# Exercise
Single out the lines of the material that contain "Luftfeuchtigkeit" and copy them.

Records contained in a dataset
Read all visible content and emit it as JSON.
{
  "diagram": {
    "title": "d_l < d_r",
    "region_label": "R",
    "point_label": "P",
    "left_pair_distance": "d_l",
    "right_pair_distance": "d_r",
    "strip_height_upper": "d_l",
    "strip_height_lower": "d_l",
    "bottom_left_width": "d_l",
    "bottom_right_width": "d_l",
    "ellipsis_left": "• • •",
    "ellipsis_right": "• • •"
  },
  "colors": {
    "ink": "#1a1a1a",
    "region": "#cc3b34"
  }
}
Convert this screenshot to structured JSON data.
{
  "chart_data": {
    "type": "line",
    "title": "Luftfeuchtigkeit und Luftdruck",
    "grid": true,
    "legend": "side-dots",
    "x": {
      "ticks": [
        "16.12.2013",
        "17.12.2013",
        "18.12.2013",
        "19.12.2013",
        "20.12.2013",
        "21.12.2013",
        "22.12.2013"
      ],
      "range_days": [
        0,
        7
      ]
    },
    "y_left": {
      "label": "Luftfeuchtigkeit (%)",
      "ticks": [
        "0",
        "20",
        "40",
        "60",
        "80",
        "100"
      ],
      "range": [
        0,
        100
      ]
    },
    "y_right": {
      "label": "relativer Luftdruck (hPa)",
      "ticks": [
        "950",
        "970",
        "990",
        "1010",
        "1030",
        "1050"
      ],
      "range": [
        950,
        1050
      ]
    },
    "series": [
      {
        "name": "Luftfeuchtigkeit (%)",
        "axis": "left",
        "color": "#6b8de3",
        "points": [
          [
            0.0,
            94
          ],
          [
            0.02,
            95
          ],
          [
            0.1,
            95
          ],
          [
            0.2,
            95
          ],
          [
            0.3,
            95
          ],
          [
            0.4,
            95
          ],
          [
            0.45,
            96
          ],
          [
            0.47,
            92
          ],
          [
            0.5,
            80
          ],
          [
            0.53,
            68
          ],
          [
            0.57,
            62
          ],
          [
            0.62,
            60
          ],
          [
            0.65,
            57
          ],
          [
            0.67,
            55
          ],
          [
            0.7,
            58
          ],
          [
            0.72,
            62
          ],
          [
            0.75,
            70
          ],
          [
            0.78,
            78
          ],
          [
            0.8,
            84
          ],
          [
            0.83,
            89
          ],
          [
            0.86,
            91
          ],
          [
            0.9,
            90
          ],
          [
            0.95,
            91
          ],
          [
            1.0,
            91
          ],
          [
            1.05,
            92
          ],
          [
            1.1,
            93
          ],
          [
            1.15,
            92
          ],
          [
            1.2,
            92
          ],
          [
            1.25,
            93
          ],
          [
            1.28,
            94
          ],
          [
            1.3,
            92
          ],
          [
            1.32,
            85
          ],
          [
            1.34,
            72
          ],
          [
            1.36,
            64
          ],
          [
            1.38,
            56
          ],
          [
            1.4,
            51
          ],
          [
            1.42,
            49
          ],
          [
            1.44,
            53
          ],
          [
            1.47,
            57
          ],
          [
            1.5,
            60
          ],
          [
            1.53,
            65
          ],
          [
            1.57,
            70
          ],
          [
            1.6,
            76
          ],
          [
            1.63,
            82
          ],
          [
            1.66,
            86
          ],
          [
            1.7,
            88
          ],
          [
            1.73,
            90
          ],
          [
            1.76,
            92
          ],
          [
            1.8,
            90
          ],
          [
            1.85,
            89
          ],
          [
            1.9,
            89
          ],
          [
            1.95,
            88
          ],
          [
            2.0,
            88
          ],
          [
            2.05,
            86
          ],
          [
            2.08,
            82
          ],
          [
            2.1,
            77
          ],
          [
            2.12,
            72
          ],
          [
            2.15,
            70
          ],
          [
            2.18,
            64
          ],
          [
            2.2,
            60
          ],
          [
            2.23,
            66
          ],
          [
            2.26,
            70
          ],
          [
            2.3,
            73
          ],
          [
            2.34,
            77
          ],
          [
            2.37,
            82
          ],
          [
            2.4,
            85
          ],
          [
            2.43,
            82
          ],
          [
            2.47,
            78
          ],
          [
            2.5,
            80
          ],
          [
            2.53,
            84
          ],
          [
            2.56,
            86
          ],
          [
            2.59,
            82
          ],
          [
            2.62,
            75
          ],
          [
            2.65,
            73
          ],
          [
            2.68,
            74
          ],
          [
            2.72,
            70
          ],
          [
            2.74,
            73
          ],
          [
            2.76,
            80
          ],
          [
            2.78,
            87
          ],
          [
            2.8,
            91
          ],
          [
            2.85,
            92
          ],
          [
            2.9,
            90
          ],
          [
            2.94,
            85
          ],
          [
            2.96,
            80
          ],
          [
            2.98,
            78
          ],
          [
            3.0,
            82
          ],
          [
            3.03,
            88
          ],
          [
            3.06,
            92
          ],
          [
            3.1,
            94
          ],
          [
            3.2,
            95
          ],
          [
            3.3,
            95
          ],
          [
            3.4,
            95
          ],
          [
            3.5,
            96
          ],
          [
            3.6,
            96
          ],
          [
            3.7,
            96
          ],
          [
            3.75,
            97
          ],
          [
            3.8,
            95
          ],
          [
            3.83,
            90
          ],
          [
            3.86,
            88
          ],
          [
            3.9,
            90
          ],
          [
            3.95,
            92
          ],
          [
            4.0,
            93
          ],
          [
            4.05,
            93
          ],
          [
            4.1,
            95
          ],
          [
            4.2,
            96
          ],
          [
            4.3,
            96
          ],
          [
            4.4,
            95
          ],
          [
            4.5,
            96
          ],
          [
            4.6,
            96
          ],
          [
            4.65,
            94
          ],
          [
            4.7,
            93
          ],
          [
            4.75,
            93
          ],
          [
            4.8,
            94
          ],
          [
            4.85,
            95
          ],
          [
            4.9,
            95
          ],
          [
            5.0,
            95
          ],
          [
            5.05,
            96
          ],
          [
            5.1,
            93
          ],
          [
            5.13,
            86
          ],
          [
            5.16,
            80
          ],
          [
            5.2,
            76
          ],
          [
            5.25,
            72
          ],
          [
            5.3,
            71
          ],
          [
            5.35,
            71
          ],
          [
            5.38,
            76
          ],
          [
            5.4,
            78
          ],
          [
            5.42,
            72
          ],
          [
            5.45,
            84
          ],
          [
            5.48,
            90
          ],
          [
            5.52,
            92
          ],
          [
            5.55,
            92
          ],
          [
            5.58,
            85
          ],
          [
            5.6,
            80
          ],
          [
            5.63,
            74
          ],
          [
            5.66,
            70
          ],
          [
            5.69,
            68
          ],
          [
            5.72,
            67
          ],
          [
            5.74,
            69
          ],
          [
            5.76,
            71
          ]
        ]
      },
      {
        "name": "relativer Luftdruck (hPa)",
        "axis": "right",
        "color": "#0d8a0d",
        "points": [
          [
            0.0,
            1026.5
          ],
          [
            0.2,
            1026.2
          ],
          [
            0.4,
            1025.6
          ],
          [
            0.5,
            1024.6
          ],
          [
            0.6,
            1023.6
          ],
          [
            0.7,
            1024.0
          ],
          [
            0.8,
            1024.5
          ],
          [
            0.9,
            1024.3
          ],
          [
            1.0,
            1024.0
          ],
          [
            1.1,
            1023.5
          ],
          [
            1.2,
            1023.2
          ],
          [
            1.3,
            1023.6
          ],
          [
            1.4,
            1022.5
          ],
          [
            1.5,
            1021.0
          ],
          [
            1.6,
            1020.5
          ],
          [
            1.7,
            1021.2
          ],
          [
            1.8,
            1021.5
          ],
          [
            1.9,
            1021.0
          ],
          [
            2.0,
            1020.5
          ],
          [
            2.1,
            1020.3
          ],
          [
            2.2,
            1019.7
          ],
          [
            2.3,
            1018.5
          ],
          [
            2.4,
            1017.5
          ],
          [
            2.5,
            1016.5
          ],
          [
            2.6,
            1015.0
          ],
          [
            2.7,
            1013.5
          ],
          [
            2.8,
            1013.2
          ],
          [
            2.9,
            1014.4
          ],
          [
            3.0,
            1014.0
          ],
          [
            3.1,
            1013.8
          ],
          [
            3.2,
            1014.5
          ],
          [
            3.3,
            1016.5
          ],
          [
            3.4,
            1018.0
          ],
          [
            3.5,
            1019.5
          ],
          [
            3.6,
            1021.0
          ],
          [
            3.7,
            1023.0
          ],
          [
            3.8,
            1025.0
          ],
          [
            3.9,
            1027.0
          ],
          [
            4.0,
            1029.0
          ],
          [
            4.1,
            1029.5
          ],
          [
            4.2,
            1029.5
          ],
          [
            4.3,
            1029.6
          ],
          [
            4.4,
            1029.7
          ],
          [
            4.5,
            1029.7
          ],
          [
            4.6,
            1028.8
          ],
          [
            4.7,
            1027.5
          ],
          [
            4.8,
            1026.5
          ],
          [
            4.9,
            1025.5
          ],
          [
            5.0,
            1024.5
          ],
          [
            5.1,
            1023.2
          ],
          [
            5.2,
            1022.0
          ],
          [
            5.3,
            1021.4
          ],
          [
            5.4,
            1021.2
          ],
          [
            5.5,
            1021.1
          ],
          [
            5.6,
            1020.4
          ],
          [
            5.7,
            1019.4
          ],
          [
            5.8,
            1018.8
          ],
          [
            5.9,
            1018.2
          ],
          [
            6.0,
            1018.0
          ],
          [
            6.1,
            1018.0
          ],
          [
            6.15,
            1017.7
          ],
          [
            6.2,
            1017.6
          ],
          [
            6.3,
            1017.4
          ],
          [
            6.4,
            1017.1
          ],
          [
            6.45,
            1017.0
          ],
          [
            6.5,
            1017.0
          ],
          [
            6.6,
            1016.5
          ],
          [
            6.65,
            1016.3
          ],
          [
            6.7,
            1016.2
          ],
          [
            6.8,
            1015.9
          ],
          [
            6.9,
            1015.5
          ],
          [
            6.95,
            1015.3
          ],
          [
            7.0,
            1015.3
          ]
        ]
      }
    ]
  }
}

---

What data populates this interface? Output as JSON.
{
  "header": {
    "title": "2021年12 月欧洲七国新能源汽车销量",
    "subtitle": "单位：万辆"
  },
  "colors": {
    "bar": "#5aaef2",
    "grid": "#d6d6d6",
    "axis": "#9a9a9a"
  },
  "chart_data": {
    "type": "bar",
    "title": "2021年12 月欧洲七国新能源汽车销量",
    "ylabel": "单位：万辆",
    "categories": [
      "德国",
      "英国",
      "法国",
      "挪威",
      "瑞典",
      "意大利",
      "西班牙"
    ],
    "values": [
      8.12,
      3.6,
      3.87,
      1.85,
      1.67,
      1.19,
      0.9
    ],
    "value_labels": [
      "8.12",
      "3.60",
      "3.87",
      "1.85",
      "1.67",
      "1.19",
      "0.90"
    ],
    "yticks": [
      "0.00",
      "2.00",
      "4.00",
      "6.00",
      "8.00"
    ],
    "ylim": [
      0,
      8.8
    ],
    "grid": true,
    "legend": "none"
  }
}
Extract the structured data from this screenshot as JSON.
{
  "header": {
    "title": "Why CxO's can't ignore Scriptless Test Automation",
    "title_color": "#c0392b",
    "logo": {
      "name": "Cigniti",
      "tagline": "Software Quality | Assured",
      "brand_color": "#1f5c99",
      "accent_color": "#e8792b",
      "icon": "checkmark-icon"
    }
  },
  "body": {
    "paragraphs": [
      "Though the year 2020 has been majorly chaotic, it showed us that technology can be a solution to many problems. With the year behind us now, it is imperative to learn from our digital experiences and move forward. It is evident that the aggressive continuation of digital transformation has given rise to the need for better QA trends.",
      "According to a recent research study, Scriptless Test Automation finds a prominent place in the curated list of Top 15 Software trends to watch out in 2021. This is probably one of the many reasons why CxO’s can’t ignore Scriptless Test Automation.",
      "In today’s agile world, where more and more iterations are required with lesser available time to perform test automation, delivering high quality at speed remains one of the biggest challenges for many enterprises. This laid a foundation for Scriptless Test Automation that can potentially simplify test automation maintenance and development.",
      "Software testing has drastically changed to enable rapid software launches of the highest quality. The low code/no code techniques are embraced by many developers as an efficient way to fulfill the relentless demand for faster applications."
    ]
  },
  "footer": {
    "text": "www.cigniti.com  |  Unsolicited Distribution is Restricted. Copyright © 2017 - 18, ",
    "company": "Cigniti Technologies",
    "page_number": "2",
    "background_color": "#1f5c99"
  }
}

--

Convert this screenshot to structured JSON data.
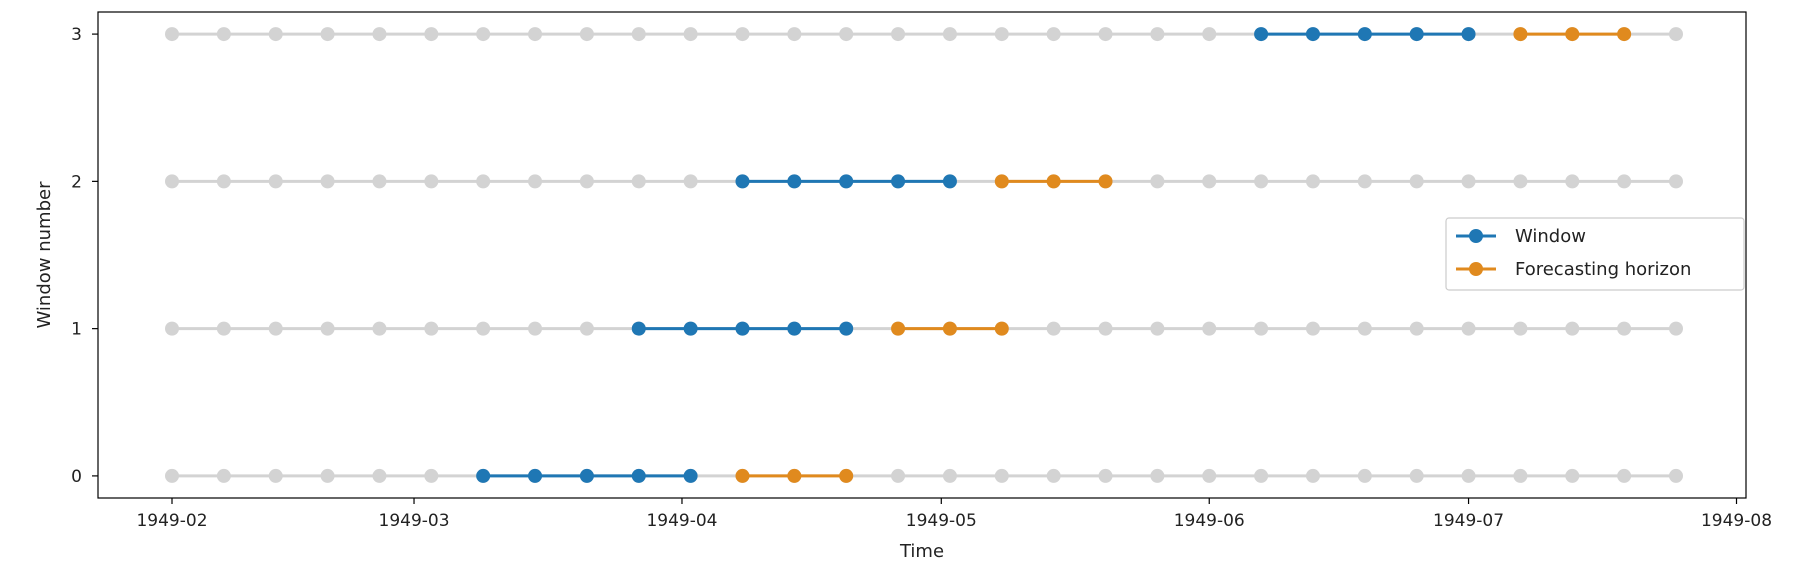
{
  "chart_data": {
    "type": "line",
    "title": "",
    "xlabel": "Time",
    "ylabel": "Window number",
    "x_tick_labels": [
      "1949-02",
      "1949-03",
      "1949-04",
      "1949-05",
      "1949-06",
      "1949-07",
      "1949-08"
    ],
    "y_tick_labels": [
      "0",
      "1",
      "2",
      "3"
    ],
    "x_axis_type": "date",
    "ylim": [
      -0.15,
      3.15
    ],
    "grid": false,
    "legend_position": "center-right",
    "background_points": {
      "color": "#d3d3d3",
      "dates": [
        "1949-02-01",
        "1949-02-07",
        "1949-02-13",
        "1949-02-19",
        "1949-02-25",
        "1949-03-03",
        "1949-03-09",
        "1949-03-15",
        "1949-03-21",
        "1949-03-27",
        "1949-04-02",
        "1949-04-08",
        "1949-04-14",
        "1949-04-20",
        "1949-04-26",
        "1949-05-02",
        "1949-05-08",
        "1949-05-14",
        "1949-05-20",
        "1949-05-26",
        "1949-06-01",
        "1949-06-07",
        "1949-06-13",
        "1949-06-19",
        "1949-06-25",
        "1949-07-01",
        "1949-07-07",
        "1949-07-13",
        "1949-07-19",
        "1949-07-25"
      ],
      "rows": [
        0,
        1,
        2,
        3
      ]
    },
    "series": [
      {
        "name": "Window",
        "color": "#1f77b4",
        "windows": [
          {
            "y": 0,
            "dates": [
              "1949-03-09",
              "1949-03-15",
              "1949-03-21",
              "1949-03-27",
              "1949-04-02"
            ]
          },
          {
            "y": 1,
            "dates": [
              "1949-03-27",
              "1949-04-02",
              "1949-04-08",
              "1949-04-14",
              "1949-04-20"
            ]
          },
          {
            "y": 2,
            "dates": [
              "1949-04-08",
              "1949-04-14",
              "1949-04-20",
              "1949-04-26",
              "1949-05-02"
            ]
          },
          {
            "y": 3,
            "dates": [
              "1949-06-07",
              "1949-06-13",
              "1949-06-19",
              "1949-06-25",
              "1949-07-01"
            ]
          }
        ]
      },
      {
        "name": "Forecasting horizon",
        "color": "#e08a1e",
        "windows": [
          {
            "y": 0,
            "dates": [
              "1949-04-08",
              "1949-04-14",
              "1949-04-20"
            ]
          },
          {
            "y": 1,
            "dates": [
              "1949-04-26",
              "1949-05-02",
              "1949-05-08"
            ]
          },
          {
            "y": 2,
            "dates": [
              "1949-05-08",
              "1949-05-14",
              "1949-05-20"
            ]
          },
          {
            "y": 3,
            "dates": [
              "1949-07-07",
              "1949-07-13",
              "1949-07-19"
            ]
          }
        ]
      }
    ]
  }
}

# Task answer
    "title": "Luftfeuchtigkeit und Luftdruck",
      "label": "Luftfeuchtigkeit (%)",
        "name": "Luftfeuchtigkeit (%)",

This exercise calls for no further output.